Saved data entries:
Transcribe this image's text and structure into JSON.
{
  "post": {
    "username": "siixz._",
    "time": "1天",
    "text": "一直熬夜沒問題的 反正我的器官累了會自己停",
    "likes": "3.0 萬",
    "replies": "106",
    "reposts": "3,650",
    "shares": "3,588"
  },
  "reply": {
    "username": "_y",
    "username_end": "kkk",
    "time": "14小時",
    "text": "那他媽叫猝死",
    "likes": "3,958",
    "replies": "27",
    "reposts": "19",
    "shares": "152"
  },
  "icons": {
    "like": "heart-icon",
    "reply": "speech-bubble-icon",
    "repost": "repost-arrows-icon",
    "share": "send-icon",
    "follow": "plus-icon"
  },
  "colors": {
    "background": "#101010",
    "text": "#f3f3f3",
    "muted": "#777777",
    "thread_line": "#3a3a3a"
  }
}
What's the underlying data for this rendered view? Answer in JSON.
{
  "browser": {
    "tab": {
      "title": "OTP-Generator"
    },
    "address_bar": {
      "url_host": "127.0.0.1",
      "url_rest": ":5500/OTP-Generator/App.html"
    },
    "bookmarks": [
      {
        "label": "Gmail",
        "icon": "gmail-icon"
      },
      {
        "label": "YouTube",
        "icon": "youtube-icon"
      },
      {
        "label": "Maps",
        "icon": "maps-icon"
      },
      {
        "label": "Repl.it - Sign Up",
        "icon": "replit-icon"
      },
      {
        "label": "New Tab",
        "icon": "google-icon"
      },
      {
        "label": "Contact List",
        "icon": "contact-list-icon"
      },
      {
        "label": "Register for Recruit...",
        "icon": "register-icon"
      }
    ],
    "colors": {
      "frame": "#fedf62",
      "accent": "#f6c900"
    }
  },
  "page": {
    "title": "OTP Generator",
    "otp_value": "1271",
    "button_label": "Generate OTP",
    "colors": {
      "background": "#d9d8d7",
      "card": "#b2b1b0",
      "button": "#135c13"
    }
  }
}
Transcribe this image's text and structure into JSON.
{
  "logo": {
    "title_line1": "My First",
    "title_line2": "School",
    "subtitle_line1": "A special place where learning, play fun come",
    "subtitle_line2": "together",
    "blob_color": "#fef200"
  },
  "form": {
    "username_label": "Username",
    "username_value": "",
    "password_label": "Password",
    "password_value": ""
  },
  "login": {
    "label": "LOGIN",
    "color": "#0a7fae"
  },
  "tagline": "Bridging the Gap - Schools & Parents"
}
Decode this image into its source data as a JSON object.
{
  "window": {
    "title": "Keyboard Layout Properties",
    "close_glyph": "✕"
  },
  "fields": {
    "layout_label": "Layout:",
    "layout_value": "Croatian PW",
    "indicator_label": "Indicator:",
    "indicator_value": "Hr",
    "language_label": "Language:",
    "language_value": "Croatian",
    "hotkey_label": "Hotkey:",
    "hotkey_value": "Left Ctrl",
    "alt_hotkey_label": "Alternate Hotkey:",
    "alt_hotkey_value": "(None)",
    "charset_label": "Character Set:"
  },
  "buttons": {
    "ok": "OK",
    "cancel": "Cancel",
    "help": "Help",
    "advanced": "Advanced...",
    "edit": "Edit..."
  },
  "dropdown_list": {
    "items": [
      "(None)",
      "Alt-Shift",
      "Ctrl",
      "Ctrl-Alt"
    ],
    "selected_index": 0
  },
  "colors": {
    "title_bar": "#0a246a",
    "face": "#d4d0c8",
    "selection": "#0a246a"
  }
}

◆ DESCRIPTION OF THE TASK
Copy the records above exactly.

◆ PROBLEM SOLUTION
Transcribe this image's text and structure into JSON.
{
  "post": {
    "username": "siixz._",
    "time": "1天",
    "text": "一直熬夜沒問題的 反正我的器官累了會自己停",
    "likes": "3.0 萬",
    "replies": "106",
    "reposts": "3,650",
    "shares": "3,588"
  },
  "reply": {
    "username": "_y",
    "username_end": "kkk",
    "time": "14小時",
    "text": "那他媽叫猝死",
    "likes": "3,958",
    "replies": "27",
    "reposts": "19",
    "shares": "152"
  },
  "icons": {
    "like": "heart-icon",
    "reply": "speech-bubble-icon",
    "repost": "repost-arrows-icon",
    "share": "send-icon",
    "follow": "plus-icon"
  },
  "colors": {
    "background": "#101010",
    "text": "#f3f3f3",
    "muted": "#777777",
    "thread_line": "#3a3a3a"
  }
}
What's the underlying data for this rendered view? Answer in JSON.
{
  "browser": {
    "tab": {
      "title": "OTP-Generator"
    },
    "address_bar": {
      "url_host": "127.0.0.1",
      "url_rest": ":5500/OTP-Generator/App.html"
    },
    "bookmarks": [
      {
        "label": "Gmail",
        "icon": "gmail-icon"
      },
      {
        "label": "YouTube",
        "icon": "youtube-icon"
      },
      {
        "label": "Maps",
        "icon": "maps-icon"
      },
      {
        "label": "Repl.it - Sign Up",
        "icon": "replit-icon"
      },
      {
        "label": "New Tab",
        "icon": "google-icon"
      },
      {
        "label": "Contact List",
        "icon": "contact-list-icon"
      },
      {
        "label": "Register for Recruit...",
        "icon": "register-icon"
      }
    ],
    "colors": {
      "frame": "#fedf62",
      "accent": "#f6c900"
    }
  },
  "page": {
    "title": "OTP Generator",
    "otp_value": "1271",
    "button_label": "Generate OTP",
    "colors": {
      "background": "#d9d8d7",
      "card": "#b2b1b0",
      "button": "#135c13"
    }
  }
}
Transcribe this image's text and structure into JSON.
{
  "logo": {
    "title_line1": "My First",
    "title_line2": "School",
    "subtitle_line1": "A special place where learning, play fun come",
    "subtitle_line2": "together",
    "blob_color": "#fef200"
  },
  "form": {
    "username_label": "Username",
    "username_value": "",
    "password_label": "Password",
    "password_value": ""
  },
  "login": {
    "label": "LOGIN",
    "color": "#0a7fae"
  },
  "tagline": "Bridging the Gap - Schools & Parents"
}
Decode this image into its source data as a JSON object.
{
  "window": {
    "title": "Keyboard Layout Properties",
    "close_glyph": "✕"
  },
  "fields": {
    "layout_label": "Layout:",
    "layout_value": "Croatian PW",
    "indicator_label": "Indicator:",
    "indicator_value": "Hr",
    "language_label": "Language:",
    "language_value": "Croatian",
    "hotkey_label": "Hotkey:",
    "hotkey_value": "Left Ctrl",
    "alt_hotkey_label": "Alternate Hotkey:",
    "alt_hotkey_value": "(None)",
    "charset_label": "Character Set:"
  },
  "buttons": {
    "ok": "OK",
    "cancel": "Cancel",
    "help": "Help",
    "advanced": "Advanced...",
    "edit": "Edit..."
  },
  "dropdown_list": {
    "items": [
      "(None)",
      "Alt-Shift",
      "Ctrl",
      "Ctrl-Alt"
    ],
    "selected_index": 0
  },
  "colors": {
    "title_bar": "#0a246a",
    "face": "#d4d0c8",
    "selection": "#0a246a"
  }
}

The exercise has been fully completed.